(PROBLEM TO WORK ON):
Below is a block of records; repeat all of them exactly.

(SUPPLIED DATA):
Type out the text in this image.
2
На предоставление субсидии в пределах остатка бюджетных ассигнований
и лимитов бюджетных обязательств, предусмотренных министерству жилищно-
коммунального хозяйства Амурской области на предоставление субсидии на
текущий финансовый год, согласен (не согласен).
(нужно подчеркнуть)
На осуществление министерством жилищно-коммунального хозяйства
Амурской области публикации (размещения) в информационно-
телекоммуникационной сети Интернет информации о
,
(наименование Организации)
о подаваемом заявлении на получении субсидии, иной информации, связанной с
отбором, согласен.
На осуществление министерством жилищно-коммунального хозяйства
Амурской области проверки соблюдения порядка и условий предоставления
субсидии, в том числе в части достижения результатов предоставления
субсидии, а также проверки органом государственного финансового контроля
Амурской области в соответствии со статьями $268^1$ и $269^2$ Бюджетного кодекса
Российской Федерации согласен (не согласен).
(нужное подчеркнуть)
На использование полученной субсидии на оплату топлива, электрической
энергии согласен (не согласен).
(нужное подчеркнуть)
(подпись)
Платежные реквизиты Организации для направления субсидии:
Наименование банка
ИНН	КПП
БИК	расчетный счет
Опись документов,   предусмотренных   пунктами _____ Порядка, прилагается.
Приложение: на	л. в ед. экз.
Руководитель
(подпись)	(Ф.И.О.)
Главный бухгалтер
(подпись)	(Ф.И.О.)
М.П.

(THE ANSWER):
Type out the text in this image.
2
На предоставление субсидии в пределах остатка бюджетных ассигнований
и лимитов бюджетных обязательств, предусмотренных министерству жилищно-
коммунального хозяйства Амурской области на предоставление субсидии на
текущий финансовый год, согласен (не согласен).
(нужно подчеркнуть)
На осуществление министерством жилищно-коммунального хозяйства
Амурской области публикации (размещения) в информационно-
телекоммуникационной сети Интернет информации о
,
(наименование Организации)
о подаваемом заявлении на получении субсидии, иной информации, связанной с
отбором, согласен.
На осуществление министерством жилищно-коммунального хозяйства
Амурской области проверки соблюдения порядка и условий предоставления
субсидии, в том числе в части достижения результатов предоставления
субсидии, а также проверки органом государственного финансового контроля
Амурской области в соответствии со статьями $268^1$ и $269^2$ Бюджетного кодекса
Российской Федерации согласен (не согласен).
(нужное подчеркнуть)
На использование полученной субсидии на оплату топлива, электрической
энергии согласен (не согласен).
(нужное подчеркнуть)
(подпись)
Платежные реквизиты Организации для направления субсидии:
Наименование банка
ИНН	КПП
БИК	расчетный счет
Опись документов,   предусмотренных   пунктами _____ Порядка, прилагается.
Приложение: на	л. в ед. экз.
Руководитель
(подпись)	(Ф.И.О.)
Главный бухгалтер
(подпись)	(Ф.И.О.)
М.П.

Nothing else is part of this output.